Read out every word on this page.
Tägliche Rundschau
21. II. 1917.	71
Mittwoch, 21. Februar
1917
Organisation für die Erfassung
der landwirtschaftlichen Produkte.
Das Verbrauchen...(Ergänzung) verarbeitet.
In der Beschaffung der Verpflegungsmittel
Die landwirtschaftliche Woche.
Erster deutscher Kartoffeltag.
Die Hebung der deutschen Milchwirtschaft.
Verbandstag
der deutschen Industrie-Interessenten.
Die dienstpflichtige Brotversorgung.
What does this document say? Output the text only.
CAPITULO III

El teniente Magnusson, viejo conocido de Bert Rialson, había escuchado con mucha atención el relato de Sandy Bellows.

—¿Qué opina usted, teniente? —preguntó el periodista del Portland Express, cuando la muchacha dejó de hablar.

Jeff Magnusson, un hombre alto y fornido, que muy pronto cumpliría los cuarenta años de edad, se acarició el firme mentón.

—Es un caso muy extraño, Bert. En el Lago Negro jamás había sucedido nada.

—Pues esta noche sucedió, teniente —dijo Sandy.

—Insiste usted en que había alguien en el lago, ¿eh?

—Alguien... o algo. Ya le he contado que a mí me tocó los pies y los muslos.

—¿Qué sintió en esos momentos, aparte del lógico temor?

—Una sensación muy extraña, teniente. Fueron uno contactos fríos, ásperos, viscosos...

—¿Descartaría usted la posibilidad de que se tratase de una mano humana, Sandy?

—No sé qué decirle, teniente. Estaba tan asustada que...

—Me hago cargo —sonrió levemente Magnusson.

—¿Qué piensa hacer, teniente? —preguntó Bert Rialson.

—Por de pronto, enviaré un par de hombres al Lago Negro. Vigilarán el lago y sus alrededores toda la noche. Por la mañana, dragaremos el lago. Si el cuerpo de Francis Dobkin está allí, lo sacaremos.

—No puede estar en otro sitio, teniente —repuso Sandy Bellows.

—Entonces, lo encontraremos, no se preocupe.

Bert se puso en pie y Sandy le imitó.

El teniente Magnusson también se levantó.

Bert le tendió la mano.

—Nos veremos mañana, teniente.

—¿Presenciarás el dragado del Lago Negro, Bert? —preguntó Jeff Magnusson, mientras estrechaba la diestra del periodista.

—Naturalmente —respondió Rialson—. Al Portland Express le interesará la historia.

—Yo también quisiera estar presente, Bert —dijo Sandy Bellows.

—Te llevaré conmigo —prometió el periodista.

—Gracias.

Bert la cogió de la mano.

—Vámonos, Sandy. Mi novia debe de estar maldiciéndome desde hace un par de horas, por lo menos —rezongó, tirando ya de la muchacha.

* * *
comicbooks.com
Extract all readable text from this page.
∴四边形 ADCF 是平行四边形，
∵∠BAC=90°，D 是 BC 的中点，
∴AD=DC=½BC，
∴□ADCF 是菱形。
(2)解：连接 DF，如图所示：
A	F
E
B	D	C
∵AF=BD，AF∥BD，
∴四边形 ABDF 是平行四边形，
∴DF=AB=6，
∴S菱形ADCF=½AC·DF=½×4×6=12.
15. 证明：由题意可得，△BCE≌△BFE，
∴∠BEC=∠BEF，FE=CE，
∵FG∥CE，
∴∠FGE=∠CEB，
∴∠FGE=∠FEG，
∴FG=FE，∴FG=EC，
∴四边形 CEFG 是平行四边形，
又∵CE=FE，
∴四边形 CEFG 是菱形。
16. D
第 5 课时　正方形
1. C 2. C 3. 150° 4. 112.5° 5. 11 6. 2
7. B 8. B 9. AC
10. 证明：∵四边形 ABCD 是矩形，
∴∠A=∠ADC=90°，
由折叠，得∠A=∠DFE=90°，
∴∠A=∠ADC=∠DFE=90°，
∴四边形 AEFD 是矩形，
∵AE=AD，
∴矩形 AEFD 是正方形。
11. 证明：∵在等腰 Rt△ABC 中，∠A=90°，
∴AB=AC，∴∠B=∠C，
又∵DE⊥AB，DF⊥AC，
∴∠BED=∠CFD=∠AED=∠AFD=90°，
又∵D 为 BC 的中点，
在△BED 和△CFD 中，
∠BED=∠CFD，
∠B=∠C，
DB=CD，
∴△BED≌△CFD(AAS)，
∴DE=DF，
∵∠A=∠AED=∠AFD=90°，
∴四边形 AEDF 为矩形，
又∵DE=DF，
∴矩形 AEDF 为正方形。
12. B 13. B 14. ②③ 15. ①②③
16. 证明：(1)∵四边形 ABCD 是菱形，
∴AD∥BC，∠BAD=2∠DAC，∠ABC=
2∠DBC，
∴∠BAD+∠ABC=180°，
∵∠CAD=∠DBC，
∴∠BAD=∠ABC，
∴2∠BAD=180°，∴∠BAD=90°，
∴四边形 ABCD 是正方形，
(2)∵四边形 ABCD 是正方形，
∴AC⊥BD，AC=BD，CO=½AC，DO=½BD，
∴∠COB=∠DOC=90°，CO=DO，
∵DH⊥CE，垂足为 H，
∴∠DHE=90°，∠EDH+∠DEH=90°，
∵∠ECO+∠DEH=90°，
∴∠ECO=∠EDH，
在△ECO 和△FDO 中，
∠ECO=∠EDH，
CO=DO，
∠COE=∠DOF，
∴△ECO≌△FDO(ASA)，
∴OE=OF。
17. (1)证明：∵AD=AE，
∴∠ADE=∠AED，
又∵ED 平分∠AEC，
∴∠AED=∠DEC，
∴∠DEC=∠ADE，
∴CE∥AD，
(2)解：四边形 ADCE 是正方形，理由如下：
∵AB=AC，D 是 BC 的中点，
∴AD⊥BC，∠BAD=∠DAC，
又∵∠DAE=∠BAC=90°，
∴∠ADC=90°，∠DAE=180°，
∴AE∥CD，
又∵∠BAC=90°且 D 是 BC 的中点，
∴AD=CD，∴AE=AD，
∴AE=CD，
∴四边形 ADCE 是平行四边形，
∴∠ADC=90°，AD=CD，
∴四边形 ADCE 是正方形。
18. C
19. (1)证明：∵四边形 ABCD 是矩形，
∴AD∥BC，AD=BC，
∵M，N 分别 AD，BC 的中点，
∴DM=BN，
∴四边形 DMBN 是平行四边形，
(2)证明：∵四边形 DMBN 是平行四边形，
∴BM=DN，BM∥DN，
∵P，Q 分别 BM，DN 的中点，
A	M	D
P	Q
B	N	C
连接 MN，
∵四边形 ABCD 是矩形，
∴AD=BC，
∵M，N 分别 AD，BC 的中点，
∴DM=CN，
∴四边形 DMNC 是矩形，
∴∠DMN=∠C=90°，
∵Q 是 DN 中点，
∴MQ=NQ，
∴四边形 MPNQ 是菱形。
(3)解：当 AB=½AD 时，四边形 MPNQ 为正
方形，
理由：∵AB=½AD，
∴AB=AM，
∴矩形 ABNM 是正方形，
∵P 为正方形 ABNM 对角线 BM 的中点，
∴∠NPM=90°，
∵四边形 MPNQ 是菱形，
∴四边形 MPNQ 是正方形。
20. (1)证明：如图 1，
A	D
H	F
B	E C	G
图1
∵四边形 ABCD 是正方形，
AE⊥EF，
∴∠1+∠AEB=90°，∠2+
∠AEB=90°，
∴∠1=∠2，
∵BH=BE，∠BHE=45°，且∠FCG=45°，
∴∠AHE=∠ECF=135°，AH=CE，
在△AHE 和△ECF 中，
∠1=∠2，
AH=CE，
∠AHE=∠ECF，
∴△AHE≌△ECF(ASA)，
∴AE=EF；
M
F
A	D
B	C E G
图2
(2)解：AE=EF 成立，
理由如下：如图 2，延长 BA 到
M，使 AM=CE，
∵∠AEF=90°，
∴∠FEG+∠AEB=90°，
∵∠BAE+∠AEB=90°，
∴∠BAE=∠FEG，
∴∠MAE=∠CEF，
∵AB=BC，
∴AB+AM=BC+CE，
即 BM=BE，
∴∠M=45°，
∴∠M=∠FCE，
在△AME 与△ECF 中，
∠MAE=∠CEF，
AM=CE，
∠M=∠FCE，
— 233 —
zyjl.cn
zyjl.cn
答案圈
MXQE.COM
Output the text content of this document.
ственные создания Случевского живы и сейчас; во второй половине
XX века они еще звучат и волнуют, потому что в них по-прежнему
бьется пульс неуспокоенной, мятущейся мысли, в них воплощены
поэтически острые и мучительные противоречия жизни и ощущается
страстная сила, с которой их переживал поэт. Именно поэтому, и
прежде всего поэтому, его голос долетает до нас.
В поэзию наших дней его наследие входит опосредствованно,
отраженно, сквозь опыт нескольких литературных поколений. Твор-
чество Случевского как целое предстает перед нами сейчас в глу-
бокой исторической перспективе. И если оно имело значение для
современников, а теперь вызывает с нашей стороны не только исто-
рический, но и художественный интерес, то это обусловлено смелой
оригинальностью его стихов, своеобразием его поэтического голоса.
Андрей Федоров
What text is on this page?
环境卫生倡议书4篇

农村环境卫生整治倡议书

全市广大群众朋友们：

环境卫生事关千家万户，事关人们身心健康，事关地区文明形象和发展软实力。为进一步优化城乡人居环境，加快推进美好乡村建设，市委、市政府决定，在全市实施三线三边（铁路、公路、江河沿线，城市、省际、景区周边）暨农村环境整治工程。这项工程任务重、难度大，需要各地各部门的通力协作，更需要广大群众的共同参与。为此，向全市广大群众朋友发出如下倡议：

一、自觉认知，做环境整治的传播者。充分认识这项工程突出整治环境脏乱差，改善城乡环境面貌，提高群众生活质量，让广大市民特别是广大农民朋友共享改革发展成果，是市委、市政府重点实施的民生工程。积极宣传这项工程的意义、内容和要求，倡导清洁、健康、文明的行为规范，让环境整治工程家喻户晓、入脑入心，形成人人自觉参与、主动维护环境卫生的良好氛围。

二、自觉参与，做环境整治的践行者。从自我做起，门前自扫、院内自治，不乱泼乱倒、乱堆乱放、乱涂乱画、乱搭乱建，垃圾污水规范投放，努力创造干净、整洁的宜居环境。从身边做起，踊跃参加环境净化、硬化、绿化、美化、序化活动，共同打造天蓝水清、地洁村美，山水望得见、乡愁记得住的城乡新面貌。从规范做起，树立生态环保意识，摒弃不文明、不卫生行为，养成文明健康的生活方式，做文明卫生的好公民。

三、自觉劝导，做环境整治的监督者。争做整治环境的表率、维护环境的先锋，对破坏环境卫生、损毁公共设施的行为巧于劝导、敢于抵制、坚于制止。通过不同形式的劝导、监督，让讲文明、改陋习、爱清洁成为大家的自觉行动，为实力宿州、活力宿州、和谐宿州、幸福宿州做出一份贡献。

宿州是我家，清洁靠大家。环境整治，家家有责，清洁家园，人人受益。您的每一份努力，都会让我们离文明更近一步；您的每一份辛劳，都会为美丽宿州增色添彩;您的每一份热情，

::::::::::

Requirement:
Look above for the line containing "What text is on this page?", then transcribe it and all lines after it through the last, exactly and with nothing else.

Solved problem:
What text is on this page?
环境卫生倡议书4篇

农村环境卫生整治倡议书

全市广大群众朋友们：

环境卫生事关千家万户，事关人们身心健康，事关地区文明形象和发展软实力。为进一步优化城乡人居环境，加快推进美好乡村建设，市委、市政府决定，在全市实施三线三边（铁路、公路、江河沿线，城市、省际、景区周边）暨农村环境整治工程。这项工程任务重、难度大，需要各地各部门的通力协作，更需要广大群众的共同参与。为此，向全市广大群众朋友发出如下倡议：

一、自觉认知，做环境整治的传播者。充分认识这项工程突出整治环境脏乱差，改善城乡环境面貌，提高群众生活质量，让广大市民特别是广大农民朋友共享改革发展成果，是市委、市政府重点实施的民生工程。积极宣传这项工程的意义、内容和要求，倡导清洁、健康、文明的行为规范，让环境整治工程家喻户晓、入脑入心，形成人人自觉参与、主动维护环境卫生的良好氛围。

二、自觉参与，做环境整治的践行者。从自我做起，门前自扫、院内自治，不乱泼乱倒、乱堆乱放、乱涂乱画、乱搭乱建，垃圾污水规范投放，努力创造干净、整洁的宜居环境。从身边做起，踊跃参加环境净化、硬化、绿化、美化、序化活动，共同打造天蓝水清、地洁村美，山水望得见、乡愁记得住的城乡新面貌。从规范做起，树立生态环保意识，摒弃不文明、不卫生行为，养成文明健康的生活方式，做文明卫生的好公民。

三、自觉劝导，做环境整治的监督者。争做整治环境的表率、维护环境的先锋，对破坏环境卫生、损毁公共设施的行为巧于劝导、敢于抵制、坚于制止。通过不同形式的劝导、监督，让讲文明、改陋习、爱清洁成为大家的自觉行动，为实力宿州、活力宿州、和谐宿州、幸福宿州做出一份贡献。

宿州是我家，清洁靠大家。环境整治，家家有责，清洁家园，人人受益。您的每一份努力，都会让我们离文明更近一步；您的每一份辛劳，都会为美丽宿州增色添彩;您的每一份热情，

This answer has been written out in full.